+++ Data supplied

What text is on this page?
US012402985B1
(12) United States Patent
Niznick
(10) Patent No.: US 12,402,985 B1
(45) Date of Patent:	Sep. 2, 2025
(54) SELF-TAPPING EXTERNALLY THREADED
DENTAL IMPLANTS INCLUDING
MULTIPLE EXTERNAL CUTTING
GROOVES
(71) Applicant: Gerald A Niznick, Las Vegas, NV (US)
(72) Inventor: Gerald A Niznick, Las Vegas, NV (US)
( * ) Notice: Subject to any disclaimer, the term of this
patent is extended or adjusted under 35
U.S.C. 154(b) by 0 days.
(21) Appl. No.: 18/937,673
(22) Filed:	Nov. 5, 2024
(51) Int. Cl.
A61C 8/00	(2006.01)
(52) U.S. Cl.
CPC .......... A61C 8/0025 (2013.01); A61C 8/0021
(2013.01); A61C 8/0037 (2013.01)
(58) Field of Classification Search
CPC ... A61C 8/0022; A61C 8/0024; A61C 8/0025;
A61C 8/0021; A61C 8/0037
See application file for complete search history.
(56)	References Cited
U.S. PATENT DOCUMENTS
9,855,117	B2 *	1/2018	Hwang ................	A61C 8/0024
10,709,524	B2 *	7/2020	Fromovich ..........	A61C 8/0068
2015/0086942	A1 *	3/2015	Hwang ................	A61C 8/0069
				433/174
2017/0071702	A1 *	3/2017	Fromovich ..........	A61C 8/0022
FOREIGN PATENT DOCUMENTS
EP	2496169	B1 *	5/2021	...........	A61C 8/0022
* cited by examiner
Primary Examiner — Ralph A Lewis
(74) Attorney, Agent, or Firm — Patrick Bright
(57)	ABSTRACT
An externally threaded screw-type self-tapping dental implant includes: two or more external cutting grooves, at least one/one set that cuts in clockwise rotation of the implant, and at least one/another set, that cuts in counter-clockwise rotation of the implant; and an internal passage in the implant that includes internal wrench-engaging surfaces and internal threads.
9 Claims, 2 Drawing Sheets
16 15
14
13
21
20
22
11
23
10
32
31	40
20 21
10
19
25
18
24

++++++

» To do: Extract the complete set of records unchanged.

» Result for this exercise:
What text is on this page?
US012402985B1
(12) United States Patent
Niznick
(10) Patent No.: US 12,402,985 B1
(45) Date of Patent:	Sep. 2, 2025
(54) SELF-TAPPING EXTERNALLY THREADED
DENTAL IMPLANTS INCLUDING
MULTIPLE EXTERNAL CUTTING
GROOVES
(71) Applicant: Gerald A Niznick, Las Vegas, NV (US)
(72) Inventor: Gerald A Niznick, Las Vegas, NV (US)
( * ) Notice: Subject to any disclaimer, the term of this
patent is extended or adjusted under 35
U.S.C. 154(b) by 0 days.
(21) Appl. No.: 18/937,673
(22) Filed:	Nov. 5, 2024
(51) Int. Cl.
A61C 8/00	(2006.01)
(52) U.S. Cl.
CPC .......... A61C 8/0025 (2013.01); A61C 8/0021
(2013.01); A61C 8/0037 (2013.01)
(58) Field of Classification Search
CPC ... A61C 8/0022; A61C 8/0024; A61C 8/0025;
A61C 8/0021; A61C 8/0037
See application file for complete search history.
(56)	References Cited
U.S. PATENT DOCUMENTS
9,855,117	B2 *	1/2018	Hwang ................	A61C 8/0024
10,709,524	B2 *	7/2020	Fromovich ..........	A61C 8/0068
2015/0086942	A1 *	3/2015	Hwang ................	A61C 8/0069
				433/174
2017/0071702	A1 *	3/2017	Fromovich ..........	A61C 8/0022
FOREIGN PATENT DOCUMENTS
EP	2496169	B1 *	5/2021	...........	A61C 8/0022
* cited by examiner
Primary Examiner — Ralph A Lewis
(74) Attorney, Agent, or Firm — Patrick Bright
(57)	ABSTRACT
An externally threaded screw-type self-tapping dental implant includes: two or more external cutting grooves, at least one/one set that cuts in clockwise rotation of the implant, and at least one/another set, that cuts in counter-clockwise rotation of the implant; and an internal passage in the implant that includes internal wrench-engaging surfaces and internal threads.
9 Claims, 2 Drawing Sheets
16 15
14
13
21
20
22
11
23
10
32
31	40
20 21
10
19
25
18
24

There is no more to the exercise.